#### [WRITTEN EXERCISE]
Word for word, print each line of the listing below; pictures stay out.

Begin

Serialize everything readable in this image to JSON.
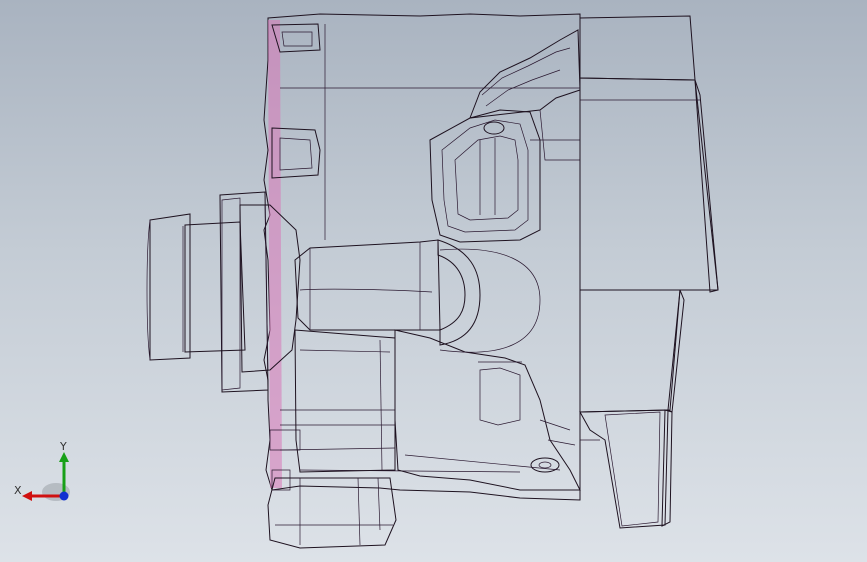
{
  "viewport": {
    "background_top": "#a9b3c0",
    "background_bottom": "#dde2e8"
  },
  "model": {
    "body_color": "#f59ad6",
    "shadow_color": "#c85a9e",
    "highlight_color": "#ffd6f0",
    "edge_color": "#1e1220"
  },
  "triad": {
    "x_label": "X",
    "y_label": "Y",
    "x_color": "#d01010",
    "y_color": "#18a018",
    "z_color": "#1030d0"
  }
}
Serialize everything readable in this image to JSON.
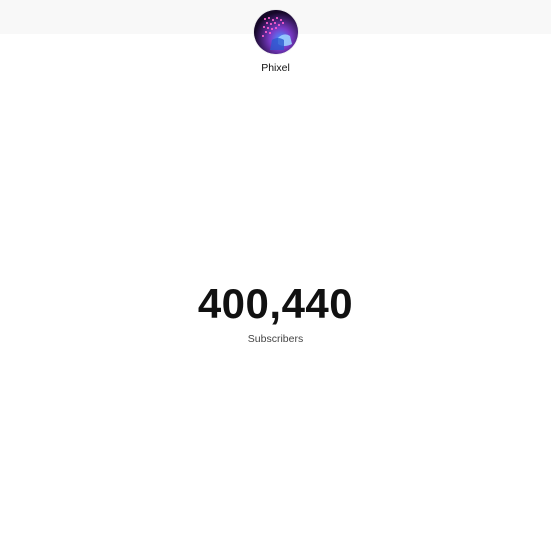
{
  "channel": {
    "name": "Phixel",
    "avatar_icon": "channel-avatar-image"
  },
  "stats": {
    "subscriber_count": "400,440",
    "subscriber_label": "Subscribers"
  },
  "colors": {
    "top_band": "#f8f8f8",
    "text_primary": "#111111",
    "text_secondary": "#444444"
  }
}
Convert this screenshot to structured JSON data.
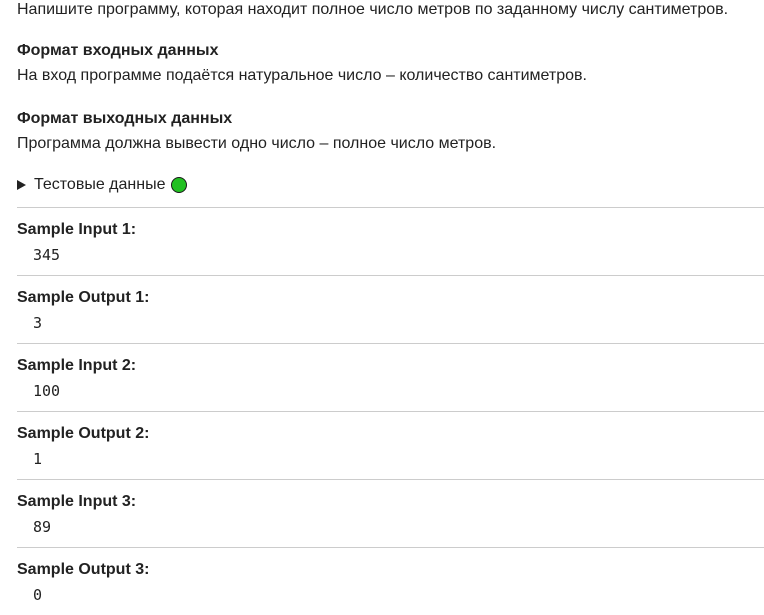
{
  "problem": {
    "intro": "Напишите программу, которая находит полное число метров по заданному числу сантиметров.",
    "input_heading": "Формат входных данных",
    "input_text": "На вход программе подаётся натуральное число – количество сантиметров.",
    "output_heading": "Формат выходных данных",
    "output_text": "Программа должна вывести одно число – полное число метров."
  },
  "test_data": {
    "label": "Тестовые данные",
    "status_color": "#22c022",
    "status_icon": "green-circle-icon"
  },
  "samples": [
    {
      "label": "Sample Input 1:",
      "value": "345"
    },
    {
      "label": "Sample Output 1:",
      "value": "3"
    },
    {
      "label": "Sample Input 2:",
      "value": "100"
    },
    {
      "label": "Sample Output 2:",
      "value": "1"
    },
    {
      "label": "Sample Input 3:",
      "value": "89"
    },
    {
      "label": "Sample Output 3:",
      "value": "0"
    }
  ]
}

End

#### [TASK RESPONSE]
Serialize everything readable in this image to JSON.
{
  "viewport": {
    "background_top": "#a9b3c0",
    "background_bottom": "#dde2e8"
  },
  "model": {
    "body_color": "#f59ad6",
    "shadow_color": "#c85a9e",
    "highlight_color": "#ffd6f0",
    "edge_color": "#1e1220"
  },
  "triad": {
    "x_label": "X",
    "y_label": "Y",
    "x_color": "#d01010",
    "y_color": "#18a018",
    "z_color": "#1030d0"
  }
}
Serialize everything readable in this image to JSON.
{
  "channel": {
    "name": "Phixel",
    "avatar_icon": "channel-avatar-image"
  },
  "stats": {
    "subscriber_count": "400,440",
    "subscriber_label": "Subscribers"
  },
  "colors": {
    "top_band": "#f8f8f8",
    "text_primary": "#111111",
    "text_secondary": "#444444"
  }
}
Convert this screenshot to structured JSON data.
{
  "problem": {
    "intro": "Напишите программу, которая находит полное число метров по заданному числу сантиметров.",
    "input_heading": "Формат входных данных",
    "input_text": "На вход программе подаётся натуральное число – количество сантиметров.",
    "output_heading": "Формат выходных данных",
    "output_text": "Программа должна вывести одно число – полное число метров."
  },
  "test_data": {
    "label": "Тестовые данные",
    "status_color": "#22c022",
    "status_icon": "green-circle-icon"
  },
  "samples": [
    {
      "label": "Sample Input 1:",
      "value": "345"
    },
    {
      "label": "Sample Output 1:",
      "value": "3"
    },
    {
      "label": "Sample Input 2:",
      "value": "100"
    },
    {
      "label": "Sample Output 2:",
      "value": "1"
    },
    {
      "label": "Sample Input 3:",
      "value": "89"
    },
    {
      "label": "Sample Output 3:",
      "value": "0"
    }
  ]
}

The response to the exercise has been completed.